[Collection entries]
_ _ _ _

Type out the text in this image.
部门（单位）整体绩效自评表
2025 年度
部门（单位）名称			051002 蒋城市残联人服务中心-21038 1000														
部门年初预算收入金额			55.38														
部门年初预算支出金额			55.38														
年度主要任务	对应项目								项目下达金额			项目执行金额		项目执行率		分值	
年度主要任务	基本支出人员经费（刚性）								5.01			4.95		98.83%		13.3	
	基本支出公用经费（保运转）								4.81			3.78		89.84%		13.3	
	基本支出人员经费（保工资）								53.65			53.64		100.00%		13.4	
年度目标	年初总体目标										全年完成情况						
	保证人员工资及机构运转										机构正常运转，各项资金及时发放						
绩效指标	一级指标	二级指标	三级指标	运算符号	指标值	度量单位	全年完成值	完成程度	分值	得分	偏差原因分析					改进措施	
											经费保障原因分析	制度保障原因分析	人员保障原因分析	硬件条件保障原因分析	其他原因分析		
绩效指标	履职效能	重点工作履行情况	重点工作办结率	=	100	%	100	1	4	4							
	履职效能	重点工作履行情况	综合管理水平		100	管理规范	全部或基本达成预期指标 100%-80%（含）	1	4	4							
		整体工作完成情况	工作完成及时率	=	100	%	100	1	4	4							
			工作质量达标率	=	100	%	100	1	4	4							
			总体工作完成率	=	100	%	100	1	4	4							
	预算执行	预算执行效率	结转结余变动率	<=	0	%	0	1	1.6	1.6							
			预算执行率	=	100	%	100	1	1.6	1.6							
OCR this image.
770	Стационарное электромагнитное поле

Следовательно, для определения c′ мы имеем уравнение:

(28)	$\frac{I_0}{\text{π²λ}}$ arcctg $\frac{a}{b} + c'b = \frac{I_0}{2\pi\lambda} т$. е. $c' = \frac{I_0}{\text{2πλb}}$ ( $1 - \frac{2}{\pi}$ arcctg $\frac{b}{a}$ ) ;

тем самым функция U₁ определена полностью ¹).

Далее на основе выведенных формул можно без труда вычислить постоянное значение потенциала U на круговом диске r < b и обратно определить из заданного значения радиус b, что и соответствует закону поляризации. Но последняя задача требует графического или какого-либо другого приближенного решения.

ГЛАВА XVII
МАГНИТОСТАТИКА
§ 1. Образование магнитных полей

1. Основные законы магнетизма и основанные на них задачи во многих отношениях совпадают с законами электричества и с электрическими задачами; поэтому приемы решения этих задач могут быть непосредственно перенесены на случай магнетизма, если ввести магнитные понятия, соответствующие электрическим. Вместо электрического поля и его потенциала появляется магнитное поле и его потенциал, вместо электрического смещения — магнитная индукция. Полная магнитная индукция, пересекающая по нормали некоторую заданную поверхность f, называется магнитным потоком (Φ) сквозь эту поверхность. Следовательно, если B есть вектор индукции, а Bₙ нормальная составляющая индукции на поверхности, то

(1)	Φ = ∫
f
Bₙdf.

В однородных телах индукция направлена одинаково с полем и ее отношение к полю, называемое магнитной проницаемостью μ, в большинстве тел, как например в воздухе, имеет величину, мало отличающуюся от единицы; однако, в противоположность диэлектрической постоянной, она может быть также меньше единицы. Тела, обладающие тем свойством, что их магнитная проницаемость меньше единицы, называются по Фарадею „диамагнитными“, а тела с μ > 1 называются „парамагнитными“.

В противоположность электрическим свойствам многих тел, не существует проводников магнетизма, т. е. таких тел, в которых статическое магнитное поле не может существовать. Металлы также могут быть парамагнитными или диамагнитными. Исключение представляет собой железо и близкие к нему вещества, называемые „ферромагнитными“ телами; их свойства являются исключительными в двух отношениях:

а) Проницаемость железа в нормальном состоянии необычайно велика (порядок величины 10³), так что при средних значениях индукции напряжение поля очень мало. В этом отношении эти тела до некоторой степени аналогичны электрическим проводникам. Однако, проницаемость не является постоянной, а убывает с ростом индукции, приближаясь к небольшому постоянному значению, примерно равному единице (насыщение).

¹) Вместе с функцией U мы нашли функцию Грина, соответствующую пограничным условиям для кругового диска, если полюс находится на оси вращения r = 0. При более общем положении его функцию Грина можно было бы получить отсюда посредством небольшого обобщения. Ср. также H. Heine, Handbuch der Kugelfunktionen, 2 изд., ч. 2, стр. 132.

_ _ _ _

§ **INSTRUCTION**
Within the records, how many lines include "также"? The answer is the number and nothing else.

§ **THE COMPLETED TASK**
3